> _Challenge_
Determine the number of lines in these entries that hold the word "выплаты". Give the number and nothing more.

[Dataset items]
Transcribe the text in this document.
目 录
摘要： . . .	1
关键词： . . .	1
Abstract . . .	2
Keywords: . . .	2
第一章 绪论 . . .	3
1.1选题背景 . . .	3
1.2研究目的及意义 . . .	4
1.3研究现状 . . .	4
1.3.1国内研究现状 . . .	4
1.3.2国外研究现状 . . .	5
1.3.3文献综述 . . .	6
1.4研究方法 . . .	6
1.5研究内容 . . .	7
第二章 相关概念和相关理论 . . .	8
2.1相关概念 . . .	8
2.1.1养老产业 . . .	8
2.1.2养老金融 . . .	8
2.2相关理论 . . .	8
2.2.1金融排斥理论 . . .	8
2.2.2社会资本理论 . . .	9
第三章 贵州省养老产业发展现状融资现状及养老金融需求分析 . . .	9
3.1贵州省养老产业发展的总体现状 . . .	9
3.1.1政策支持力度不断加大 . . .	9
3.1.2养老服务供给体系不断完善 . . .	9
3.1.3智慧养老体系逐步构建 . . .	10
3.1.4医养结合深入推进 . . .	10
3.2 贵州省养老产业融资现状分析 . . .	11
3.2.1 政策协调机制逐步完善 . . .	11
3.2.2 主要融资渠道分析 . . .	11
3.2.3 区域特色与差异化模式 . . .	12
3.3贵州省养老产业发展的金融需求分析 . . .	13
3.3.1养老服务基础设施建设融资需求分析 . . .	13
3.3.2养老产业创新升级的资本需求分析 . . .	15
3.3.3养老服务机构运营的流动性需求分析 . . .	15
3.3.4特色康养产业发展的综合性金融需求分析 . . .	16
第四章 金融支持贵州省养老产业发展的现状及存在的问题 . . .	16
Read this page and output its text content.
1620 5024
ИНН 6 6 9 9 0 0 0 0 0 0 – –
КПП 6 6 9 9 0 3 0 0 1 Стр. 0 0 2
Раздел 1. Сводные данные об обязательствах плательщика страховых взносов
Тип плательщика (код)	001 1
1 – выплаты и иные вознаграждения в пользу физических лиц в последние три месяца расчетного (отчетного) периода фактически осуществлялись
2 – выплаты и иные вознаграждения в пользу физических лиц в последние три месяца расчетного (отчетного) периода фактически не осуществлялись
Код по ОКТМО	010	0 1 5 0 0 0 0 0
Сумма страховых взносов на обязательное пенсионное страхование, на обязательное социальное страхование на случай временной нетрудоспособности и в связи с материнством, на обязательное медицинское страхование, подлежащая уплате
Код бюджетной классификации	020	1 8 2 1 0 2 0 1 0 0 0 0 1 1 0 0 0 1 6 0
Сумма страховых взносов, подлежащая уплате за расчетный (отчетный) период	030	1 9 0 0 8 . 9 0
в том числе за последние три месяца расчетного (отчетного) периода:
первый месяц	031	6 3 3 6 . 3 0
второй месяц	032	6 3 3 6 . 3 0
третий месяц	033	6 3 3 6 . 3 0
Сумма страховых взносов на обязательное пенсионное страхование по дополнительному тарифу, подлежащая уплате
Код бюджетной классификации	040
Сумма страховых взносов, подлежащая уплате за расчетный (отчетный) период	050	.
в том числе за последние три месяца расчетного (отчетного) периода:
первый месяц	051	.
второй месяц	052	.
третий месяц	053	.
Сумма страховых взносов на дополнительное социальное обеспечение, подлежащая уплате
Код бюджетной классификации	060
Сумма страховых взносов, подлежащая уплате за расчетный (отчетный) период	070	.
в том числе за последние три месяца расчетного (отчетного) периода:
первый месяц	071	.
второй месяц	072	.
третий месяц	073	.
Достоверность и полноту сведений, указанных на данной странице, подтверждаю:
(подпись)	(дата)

> _Solution to the exercise_
2